[start]

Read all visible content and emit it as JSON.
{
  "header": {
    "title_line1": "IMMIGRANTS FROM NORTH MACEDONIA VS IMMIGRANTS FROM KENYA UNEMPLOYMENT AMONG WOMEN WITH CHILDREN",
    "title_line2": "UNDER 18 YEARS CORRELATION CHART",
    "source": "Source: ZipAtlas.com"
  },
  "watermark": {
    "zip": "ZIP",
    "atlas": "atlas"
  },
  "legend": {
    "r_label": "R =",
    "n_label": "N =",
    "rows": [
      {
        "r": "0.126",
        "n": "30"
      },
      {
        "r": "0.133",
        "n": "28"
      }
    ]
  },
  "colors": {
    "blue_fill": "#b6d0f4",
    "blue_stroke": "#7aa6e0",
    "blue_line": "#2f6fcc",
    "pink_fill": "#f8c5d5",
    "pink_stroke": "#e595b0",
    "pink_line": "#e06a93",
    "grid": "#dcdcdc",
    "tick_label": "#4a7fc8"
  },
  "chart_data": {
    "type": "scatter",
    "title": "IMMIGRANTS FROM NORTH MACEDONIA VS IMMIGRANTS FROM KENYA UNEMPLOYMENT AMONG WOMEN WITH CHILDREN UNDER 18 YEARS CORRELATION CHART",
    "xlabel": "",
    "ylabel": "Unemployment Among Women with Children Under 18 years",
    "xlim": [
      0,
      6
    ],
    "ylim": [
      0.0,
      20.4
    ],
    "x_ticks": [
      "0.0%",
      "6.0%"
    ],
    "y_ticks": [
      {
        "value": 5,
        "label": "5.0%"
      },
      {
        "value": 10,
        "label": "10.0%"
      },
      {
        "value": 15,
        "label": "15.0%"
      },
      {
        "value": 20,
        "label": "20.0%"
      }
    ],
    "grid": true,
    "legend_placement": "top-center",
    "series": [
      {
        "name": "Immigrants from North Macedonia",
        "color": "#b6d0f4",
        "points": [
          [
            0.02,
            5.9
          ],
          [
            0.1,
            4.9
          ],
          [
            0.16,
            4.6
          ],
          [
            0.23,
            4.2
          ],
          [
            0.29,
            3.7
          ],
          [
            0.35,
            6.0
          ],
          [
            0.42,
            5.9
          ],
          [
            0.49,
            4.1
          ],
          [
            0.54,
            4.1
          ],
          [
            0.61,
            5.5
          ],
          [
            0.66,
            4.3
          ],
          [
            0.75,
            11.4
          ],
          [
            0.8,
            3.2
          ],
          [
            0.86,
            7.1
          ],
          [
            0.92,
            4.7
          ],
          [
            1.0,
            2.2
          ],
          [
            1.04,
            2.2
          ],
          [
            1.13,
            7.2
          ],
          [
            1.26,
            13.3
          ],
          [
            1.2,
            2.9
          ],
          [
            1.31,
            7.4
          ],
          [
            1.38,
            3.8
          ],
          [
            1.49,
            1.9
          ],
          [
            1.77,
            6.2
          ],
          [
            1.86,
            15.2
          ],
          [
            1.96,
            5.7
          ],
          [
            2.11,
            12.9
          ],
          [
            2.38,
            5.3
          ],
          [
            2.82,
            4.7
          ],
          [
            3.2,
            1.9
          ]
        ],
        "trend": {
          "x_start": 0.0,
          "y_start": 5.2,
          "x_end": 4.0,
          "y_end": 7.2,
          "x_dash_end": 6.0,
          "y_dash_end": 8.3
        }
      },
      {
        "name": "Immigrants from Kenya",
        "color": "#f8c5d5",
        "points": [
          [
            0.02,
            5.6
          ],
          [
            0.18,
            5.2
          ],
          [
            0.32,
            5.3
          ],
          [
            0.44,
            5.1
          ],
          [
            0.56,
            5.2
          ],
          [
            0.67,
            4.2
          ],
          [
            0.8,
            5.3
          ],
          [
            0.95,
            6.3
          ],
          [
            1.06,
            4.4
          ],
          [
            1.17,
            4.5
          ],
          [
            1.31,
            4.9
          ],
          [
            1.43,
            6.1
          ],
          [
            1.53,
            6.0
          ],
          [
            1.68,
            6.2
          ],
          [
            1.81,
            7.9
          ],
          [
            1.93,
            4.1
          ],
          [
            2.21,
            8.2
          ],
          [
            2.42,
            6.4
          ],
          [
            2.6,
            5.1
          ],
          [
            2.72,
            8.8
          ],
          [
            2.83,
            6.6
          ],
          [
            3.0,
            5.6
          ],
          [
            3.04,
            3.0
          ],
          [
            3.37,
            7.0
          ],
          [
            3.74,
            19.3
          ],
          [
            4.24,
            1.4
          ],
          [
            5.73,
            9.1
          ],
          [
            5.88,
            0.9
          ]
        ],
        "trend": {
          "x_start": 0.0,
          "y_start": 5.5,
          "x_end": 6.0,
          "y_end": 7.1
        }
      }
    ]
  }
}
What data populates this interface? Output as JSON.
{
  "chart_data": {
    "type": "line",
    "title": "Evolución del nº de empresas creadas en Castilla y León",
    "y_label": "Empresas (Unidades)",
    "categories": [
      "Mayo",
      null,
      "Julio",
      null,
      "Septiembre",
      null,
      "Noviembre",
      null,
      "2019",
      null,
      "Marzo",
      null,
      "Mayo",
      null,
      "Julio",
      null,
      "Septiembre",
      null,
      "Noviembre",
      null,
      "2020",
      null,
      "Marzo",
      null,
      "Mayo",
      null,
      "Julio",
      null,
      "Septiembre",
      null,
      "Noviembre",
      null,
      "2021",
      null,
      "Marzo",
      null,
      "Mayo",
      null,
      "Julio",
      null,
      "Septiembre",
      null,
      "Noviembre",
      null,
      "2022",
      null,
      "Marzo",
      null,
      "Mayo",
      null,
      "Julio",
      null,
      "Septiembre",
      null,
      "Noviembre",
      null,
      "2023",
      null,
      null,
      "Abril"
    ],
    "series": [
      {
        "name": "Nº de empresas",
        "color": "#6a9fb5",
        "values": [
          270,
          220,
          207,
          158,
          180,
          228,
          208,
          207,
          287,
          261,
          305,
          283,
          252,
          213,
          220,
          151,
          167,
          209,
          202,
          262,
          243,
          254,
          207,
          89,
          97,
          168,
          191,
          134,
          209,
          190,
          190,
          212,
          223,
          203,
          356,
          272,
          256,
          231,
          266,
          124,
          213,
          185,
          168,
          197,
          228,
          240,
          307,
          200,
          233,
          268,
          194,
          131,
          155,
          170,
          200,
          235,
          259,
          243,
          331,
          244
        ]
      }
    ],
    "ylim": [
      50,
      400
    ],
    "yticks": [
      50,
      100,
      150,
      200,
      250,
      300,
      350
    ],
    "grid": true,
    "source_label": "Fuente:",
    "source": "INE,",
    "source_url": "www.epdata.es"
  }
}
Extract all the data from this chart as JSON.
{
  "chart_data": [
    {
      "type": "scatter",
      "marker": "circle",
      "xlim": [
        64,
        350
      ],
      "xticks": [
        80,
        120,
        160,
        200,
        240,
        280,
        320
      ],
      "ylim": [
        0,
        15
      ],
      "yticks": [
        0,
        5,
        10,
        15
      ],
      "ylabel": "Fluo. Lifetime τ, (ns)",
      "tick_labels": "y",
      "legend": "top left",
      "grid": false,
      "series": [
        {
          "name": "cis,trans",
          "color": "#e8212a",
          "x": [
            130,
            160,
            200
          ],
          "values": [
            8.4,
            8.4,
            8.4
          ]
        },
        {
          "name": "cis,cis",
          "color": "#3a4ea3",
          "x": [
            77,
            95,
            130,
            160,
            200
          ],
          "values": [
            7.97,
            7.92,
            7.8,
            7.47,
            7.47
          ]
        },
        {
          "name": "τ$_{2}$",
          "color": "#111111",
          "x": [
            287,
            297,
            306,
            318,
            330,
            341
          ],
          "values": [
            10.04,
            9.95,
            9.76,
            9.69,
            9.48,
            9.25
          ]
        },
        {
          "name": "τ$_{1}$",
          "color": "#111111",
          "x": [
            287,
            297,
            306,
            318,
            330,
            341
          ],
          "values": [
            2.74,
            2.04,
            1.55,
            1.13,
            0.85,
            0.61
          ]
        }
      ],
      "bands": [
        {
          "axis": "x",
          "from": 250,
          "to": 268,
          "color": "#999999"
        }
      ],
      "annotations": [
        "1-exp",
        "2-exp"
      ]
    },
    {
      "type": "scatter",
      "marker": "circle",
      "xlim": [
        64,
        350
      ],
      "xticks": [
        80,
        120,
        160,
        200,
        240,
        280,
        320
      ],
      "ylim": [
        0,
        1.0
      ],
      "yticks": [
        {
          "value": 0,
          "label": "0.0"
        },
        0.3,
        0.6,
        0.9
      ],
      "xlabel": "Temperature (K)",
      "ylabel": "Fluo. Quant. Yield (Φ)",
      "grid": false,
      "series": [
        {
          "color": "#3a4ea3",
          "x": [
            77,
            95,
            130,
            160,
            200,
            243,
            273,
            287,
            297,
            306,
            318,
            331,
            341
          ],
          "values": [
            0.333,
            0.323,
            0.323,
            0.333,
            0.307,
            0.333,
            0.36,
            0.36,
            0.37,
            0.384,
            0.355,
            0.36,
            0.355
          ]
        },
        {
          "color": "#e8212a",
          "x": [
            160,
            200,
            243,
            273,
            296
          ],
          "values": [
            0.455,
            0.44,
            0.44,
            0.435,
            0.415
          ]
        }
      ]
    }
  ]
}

[end]

Identify the lines of the entries containing the string "type". Copy each such line.

Task solution:
    "type": "scatter",
    "type": "line",
      "type": "scatter",
      "type": "scatter",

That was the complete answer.